Begin Input material

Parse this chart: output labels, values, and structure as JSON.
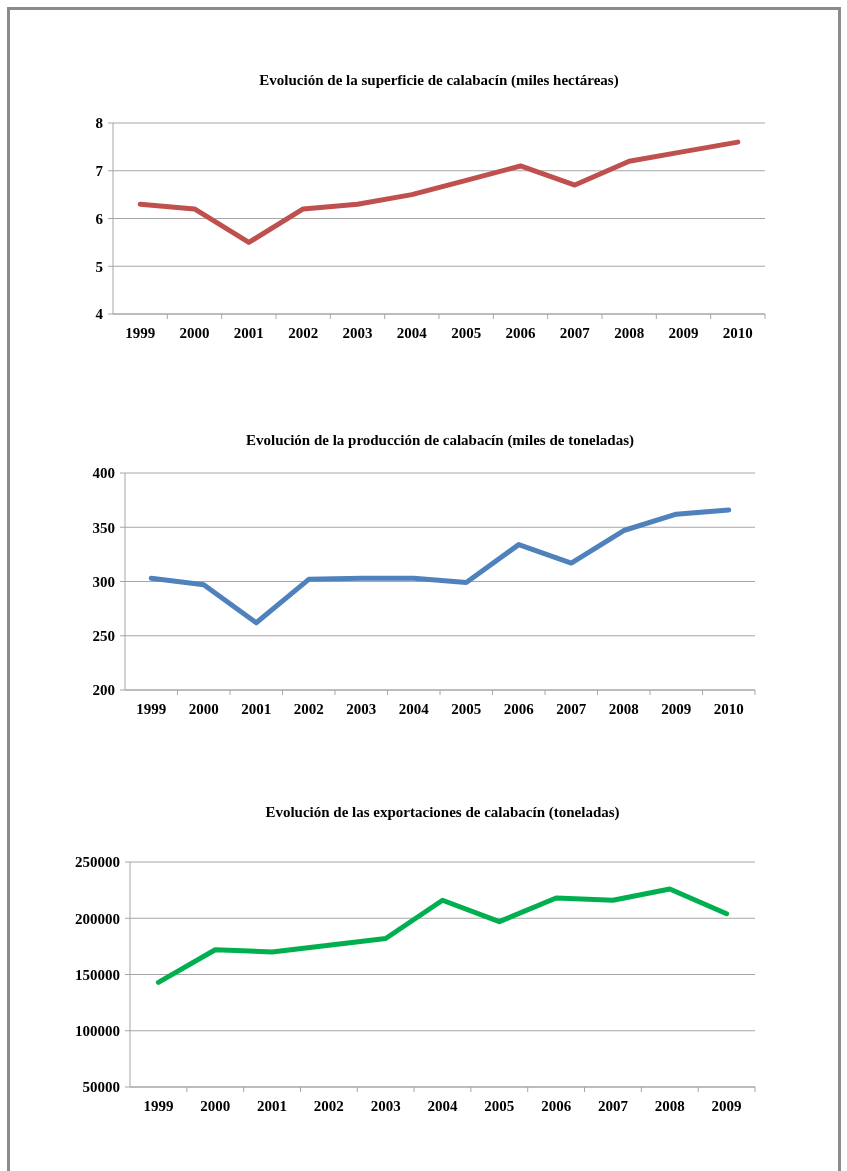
{
  "chart_data": [
    {
      "type": "line",
      "title": "Evolución de la superficie de calabacín (miles hectáreas)",
      "categories": [
        "1999",
        "2000",
        "2001",
        "2002",
        "2003",
        "2004",
        "2005",
        "2006",
        "2007",
        "2008",
        "2009",
        "2010"
      ],
      "series": [
        {
          "color": "#c0504d",
          "values": [
            6.3,
            6.2,
            5.5,
            6.2,
            6.3,
            6.5,
            6.8,
            7.1,
            6.7,
            7.2,
            7.4,
            7.6
          ]
        }
      ],
      "ylim": [
        4,
        8
      ],
      "yticks": [
        4,
        5,
        6,
        7,
        8
      ],
      "grid": "y",
      "marker": "none",
      "line_style": "solid"
    },
    {
      "type": "line",
      "title": "Evolución de la producción de calabacín (miles de toneladas)",
      "categories": [
        "1999",
        "2000",
        "2001",
        "2002",
        "2003",
        "2004",
        "2005",
        "2006",
        "2007",
        "2008",
        "2009",
        "2010"
      ],
      "series": [
        {
          "color": "#4f81bd",
          "values": [
            303,
            297,
            262,
            302,
            303,
            303,
            299,
            334,
            317,
            347,
            362,
            366
          ]
        }
      ],
      "ylim": [
        200,
        400
      ],
      "yticks": [
        200,
        250,
        300,
        350,
        400
      ],
      "grid": "y",
      "marker": "none",
      "line_style": "solid"
    },
    {
      "type": "line",
      "title": "Evolución de las exportaciones de calabacín (toneladas)",
      "categories": [
        "1999",
        "2000",
        "2001",
        "2002",
        "2003",
        "2004",
        "2005",
        "2006",
        "2007",
        "2008",
        "2009"
      ],
      "series": [
        {
          "color": "#00b050",
          "values": [
            143000,
            172000,
            170000,
            176000,
            182000,
            216000,
            197000,
            218000,
            216000,
            226000,
            204000
          ]
        }
      ],
      "ylim": [
        50000,
        250000
      ],
      "yticks": [
        50000,
        100000,
        150000,
        200000,
        250000
      ],
      "grid": "y",
      "marker": "none",
      "line_style": "solid"
    }
  ]
}
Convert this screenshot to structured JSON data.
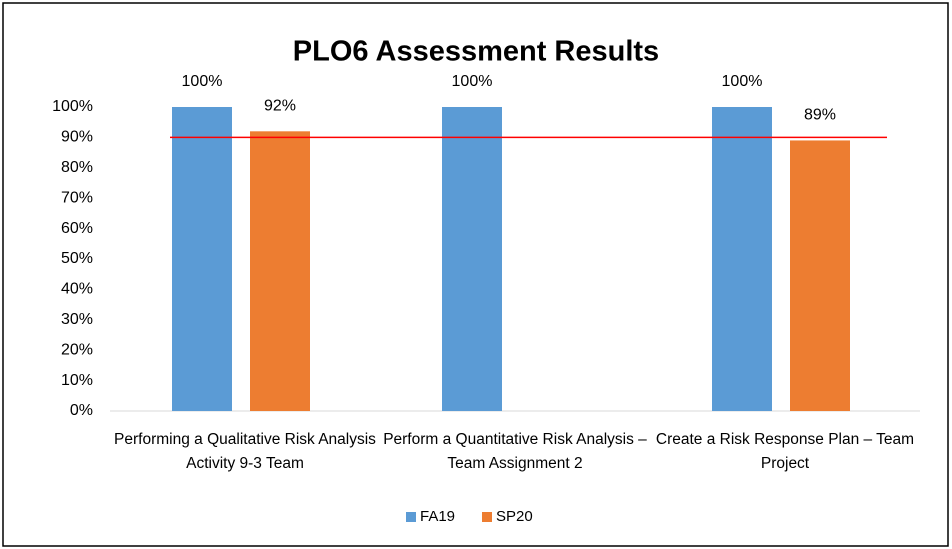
{
  "chart_data": {
    "type": "bar",
    "title": "PLO6 Assessment Results",
    "categories": [
      "Performing a Qualitative Risk Analysis Activity 9-3 Team",
      "Perform a Quantitative Risk Analysis – Team Assignment 2",
      "Create a Risk Response Plan – Team Project"
    ],
    "series": [
      {
        "name": "FA19",
        "color": "#5b9bd5",
        "values": [
          100,
          100,
          100
        ],
        "value_labels": [
          "100%",
          "100%",
          "100%"
        ]
      },
      {
        "name": "SP20",
        "color": "#ed7d31",
        "values": [
          92,
          null,
          89
        ],
        "value_labels": [
          "92%",
          null,
          "89%"
        ]
      }
    ],
    "ylim": [
      0,
      100
    ],
    "yticks": [
      {
        "value": 0,
        "label": "0%"
      },
      {
        "value": 10,
        "label": "10%"
      },
      {
        "value": 20,
        "label": "20%"
      },
      {
        "value": 30,
        "label": "30%"
      },
      {
        "value": 40,
        "label": "40%"
      },
      {
        "value": 50,
        "label": "50%"
      },
      {
        "value": 60,
        "label": "60%"
      },
      {
        "value": 70,
        "label": "70%"
      },
      {
        "value": 80,
        "label": "80%"
      },
      {
        "value": 90,
        "label": "90%"
      },
      {
        "value": 100,
        "label": "100%"
      }
    ],
    "grid": false,
    "reference_line": {
      "value": 90,
      "color": "#ff0000"
    },
    "legend": "bottom"
  }
}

End Input material

Task requirements: Check every line of the listing for the string "title" and report how many lines have it, as a number alone.

Answer to the exercise: 4